**Given request**
Put every line of the material below into a Markdown table with two columns, Row and Line. Number each row and leave out blank lines.

**The data**
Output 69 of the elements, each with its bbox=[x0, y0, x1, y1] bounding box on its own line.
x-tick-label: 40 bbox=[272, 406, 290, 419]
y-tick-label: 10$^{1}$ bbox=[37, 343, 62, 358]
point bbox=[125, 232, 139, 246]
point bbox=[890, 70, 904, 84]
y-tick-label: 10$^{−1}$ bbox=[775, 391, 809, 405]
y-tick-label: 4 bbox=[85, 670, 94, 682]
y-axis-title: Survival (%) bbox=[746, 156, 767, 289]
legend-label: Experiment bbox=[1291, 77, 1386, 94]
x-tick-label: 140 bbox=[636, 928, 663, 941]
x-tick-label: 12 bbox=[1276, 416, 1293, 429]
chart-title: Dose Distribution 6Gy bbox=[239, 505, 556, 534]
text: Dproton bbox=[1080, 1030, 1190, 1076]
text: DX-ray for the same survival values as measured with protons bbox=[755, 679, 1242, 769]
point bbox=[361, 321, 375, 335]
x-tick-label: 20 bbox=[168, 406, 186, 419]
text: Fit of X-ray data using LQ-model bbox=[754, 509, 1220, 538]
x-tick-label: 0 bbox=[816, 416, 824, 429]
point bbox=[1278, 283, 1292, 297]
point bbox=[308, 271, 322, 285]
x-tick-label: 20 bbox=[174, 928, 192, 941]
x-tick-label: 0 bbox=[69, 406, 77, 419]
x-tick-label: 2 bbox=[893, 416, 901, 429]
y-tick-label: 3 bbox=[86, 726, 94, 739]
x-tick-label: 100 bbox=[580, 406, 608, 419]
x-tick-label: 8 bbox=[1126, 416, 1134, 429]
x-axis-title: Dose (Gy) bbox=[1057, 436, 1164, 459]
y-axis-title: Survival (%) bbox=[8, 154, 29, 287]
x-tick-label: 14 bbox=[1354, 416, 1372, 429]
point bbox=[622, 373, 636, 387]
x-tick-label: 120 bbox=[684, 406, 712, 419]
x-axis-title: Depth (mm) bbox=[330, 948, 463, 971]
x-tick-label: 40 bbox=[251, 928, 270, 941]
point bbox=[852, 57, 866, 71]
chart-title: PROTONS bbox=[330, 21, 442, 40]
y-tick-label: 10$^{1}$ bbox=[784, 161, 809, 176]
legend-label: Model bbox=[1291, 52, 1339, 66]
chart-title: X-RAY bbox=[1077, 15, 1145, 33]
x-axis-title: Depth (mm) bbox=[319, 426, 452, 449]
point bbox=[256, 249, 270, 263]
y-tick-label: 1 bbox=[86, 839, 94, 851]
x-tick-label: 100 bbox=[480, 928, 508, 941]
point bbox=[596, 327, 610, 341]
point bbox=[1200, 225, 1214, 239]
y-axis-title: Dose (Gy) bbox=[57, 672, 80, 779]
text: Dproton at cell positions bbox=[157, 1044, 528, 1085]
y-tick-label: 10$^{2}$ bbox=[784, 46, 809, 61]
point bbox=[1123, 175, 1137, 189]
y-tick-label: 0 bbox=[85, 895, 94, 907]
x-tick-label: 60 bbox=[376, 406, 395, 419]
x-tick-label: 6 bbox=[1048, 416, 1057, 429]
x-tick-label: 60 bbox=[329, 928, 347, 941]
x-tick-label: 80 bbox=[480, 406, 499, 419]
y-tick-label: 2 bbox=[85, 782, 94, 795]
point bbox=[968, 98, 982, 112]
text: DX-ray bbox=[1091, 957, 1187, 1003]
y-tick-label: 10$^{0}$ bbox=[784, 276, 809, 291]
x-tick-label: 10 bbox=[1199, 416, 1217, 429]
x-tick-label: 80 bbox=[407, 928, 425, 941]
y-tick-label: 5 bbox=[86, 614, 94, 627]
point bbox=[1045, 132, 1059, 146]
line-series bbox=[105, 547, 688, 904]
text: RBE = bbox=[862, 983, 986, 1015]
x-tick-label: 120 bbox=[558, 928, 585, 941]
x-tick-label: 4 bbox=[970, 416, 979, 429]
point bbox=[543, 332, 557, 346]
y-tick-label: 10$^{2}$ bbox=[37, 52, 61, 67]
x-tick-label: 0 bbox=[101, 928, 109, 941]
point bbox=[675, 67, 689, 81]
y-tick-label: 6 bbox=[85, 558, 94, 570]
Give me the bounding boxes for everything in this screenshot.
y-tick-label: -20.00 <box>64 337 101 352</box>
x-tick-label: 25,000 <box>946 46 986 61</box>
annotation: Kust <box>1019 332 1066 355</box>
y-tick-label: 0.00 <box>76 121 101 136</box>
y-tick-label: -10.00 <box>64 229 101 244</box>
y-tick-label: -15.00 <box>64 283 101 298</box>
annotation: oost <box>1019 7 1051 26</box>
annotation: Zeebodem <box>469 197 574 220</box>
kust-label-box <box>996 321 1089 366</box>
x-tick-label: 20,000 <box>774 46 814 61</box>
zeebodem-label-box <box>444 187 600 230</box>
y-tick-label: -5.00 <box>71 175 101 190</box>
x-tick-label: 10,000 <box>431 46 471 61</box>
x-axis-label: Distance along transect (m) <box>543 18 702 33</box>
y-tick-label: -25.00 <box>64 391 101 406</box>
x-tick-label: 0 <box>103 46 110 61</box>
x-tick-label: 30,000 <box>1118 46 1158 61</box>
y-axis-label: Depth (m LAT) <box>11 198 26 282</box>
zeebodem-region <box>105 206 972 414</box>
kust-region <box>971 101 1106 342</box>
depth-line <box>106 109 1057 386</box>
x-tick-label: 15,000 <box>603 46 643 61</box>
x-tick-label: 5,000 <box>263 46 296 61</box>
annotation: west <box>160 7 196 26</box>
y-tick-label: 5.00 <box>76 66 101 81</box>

**Complete answer**
| Row | Line |
|---|---|
| 1 | Output 69 of the elements, each with its bbox=[x0, y0, x1, y1] bounding box on its own line. |
| 2 | x-tick-label: 40 bbox=[272, 406, 290, 419] |
| 3 | y-tick-label: 10$^{1}$ bbox=[37, 343, 62, 358] |
| 4 | point bbox=[125, 232, 139, 246] |
| 5 | point bbox=[890, 70, 904, 84] |
| 6 | y-tick-label: 10$^{−1}$ bbox=[775, 391, 809, 405] |
| 7 | y-tick-label: 4 bbox=[85, 670, 94, 682] |
| 8 | y-axis-title: Survival (%) bbox=[746, 156, 767, 289] |
| 9 | legend-label: Experiment bbox=[1291, 77, 1386, 94] |
| 10 | x-tick-label: 140 bbox=[636, 928, 663, 941] |
| 11 | x-tick-label: 12 bbox=[1276, 416, 1293, 429] |
| 12 | chart-title: Dose Distribution 6Gy bbox=[239, 505, 556, 534] |
| 13 | text: Dproton bbox=[1080, 1030, 1190, 1076] |
| 14 | text: DX-ray for the same survival values as measured with protons bbox=[755, 679, 1242, 769] |
| 15 | point bbox=[361, 321, 375, 335] |
| 16 | x-tick-label: 20 bbox=[168, 406, 186, 419] |
| 17 | text: Fit of X-ray data using LQ-model bbox=[754, 509, 1220, 538] |
| 18 | x-tick-label: 0 bbox=[816, 416, 824, 429] |
| 19 | point bbox=[1278, 283, 1292, 297] |
| 20 | point bbox=[308, 271, 322, 285] |
| 21 | x-tick-label: 20 bbox=[174, 928, 192, 941] |
| 22 | x-tick-label: 0 bbox=[69, 406, 77, 419] |
| 23 | x-tick-label: 2 bbox=[893, 416, 901, 429] |
| 24 | y-tick-label: 3 bbox=[86, 726, 94, 739] |
| 25 | x-tick-label: 100 bbox=[580, 406, 608, 419] |
| 26 | x-tick-label: 8 bbox=[1126, 416, 1134, 429] |
| 27 | x-axis-title: Dose (Gy) bbox=[1057, 436, 1164, 459] |
| 28 | y-axis-title: Survival (%) bbox=[8, 154, 29, 287] |
| 29 | x-tick-label: 14 bbox=[1354, 416, 1372, 429] |
| 30 | point bbox=[622, 373, 636, 387] |
| 31 | x-tick-label: 120 bbox=[684, 406, 712, 419] |
| 32 | x-axis-title: Depth (mm) bbox=[330, 948, 463, 971] |
| 33 | x-tick-label: 40 bbox=[251, 928, 270, 941] |
| 34 | point bbox=[852, 57, 866, 71] |
| 35 | chart-title: PROTONS bbox=[330, 21, 442, 40] |
| 36 | y-tick-label: 10$^{1}$ bbox=[784, 161, 809, 176] |
| 37 | legend-label: Model bbox=[1291, 52, 1339, 66] |
| 38 | chart-title: X-RAY bbox=[1077, 15, 1145, 33] |
| 39 | x-axis-title: Depth (mm) bbox=[319, 426, 452, 449] |
| 40 | point bbox=[256, 249, 270, 263] |
| 41 | y-tick-label: 1 bbox=[86, 839, 94, 851] |
| 42 | x-tick-label: 100 bbox=[480, 928, 508, 941] |
| 43 | point bbox=[596, 327, 610, 341] |
| 44 | point bbox=[1200, 225, 1214, 239] |
| 45 | y-axis-title: Dose (Gy) bbox=[57, 672, 80, 779] |
| 46 | text: Dproton at cell positions bbox=[157, 1044, 528, 1085] |
| 47 | y-tick-label: 10$^{2}$ bbox=[784, 46, 809, 61] |
| 48 | point bbox=[1123, 175, 1137, 189] |
| 49 | y-tick-label: 0 bbox=[85, 895, 94, 907] |
| 50 | x-tick-label: 60 bbox=[376, 406, 395, 419] |
| 51 | x-tick-label: 6 bbox=[1048, 416, 1057, 429] |
| 52 | x-tick-label: 60 bbox=[329, 928, 347, 941] |
| 53 | x-tick-label: 80 bbox=[480, 406, 499, 419] |
| 54 | y-tick-label: 2 bbox=[85, 782, 94, 795] |
| 55 | point bbox=[968, 98, 982, 112] |
| 56 | text: DX-ray bbox=[1091, 957, 1187, 1003] |
| 57 | y-tick-label: 10$^{0}$ bbox=[784, 276, 809, 291] |
| 58 | x-tick-label: 10 bbox=[1199, 416, 1217, 429] |
| 59 | x-tick-label: 80 bbox=[407, 928, 425, 941] |
| 60 | y-tick-label: 5 bbox=[86, 614, 94, 627] |
| 61 | point bbox=[1045, 132, 1059, 146] |
| 62 | line-series bbox=[105, 547, 688, 904] |
| 63 | text: RBE = bbox=[862, 983, 986, 1015] |
| 64 | x-tick-label: 120 bbox=[558, 928, 585, 941] |
| 65 | x-tick-label: 4 bbox=[970, 416, 979, 429] |
| 66 | point bbox=[543, 332, 557, 346] |
| 67 | y-tick-label: 10$^{2}$ bbox=[37, 52, 61, 67] |
| 68 | x-tick-label: 0 bbox=[101, 928, 109, 941] |
| 69 | point bbox=[675, 67, 689, 81] |
| 70 | y-tick-label: 6 bbox=[85, 558, 94, 570] |
| 71 | Give me the bounding boxes for everything in this screenshot. |
| 72 | y-tick-label: -20.00 <box>64 337 101 352</box> |
| 73 | x-tick-label: 25,000 <box>946 46 986 61</box> |
| 74 | annotation: Kust <box>1019 332 1066 355</box> |
| 75 | y-tick-label: 0.00 <box>76 121 101 136</box> |
| 76 | y-tick-label: -10.00 <box>64 229 101 244</box> |
| 77 | y-tick-label: -15.00 <box>64 283 101 298</box> |
| 78 | annotation: oost <box>1019 7 1051 26</box> |
| 79 | annotation: Zeebodem <box>469 197 574 220</box> |
| 80 | kust-label-box <box>996 321 1089 366</box> |
| 81 | x-tick-label: 20,000 <box>774 46 814 61</box> |
| 82 | zeebodem-label-box <box>444 187 600 230</box> |
| 83 | y-tick-label: -5.00 <box>71 175 101 190</box> |
| 84 | x-tick-label: 10,000 <box>431 46 471 61</box> |
| 85 | x-axis-label: Distance along transect (m) <box>543 18 702 33</box> |
| 86 | y-tick-label: -25.00 <box>64 391 101 406</box> |
| 87 | x-tick-label: 0 <box>103 46 110 61</box> |
| 88 | x-tick-label: 30,000 <box>1118 46 1158 61</box> |
| 89 | y-axis-label: Depth (m LAT) <box>11 198 26 282</box> |
| 90 | zeebodem-region <box>105 206 972 414</box> |
| 91 | kust-region <box>971 101 1106 342</box> |
| 92 | depth-line <box>106 109 1057 386</box> |
| 93 | x-tick-label: 15,000 <box>603 46 643 61</box> |
| 94 | x-tick-label: 5,000 <box>263 46 296 61</box> |
| 95 | annotation: west <box>160 7 196 26</box> |
| 96 | y-tick-label: 5.00 <box>76 66 101 81</box> |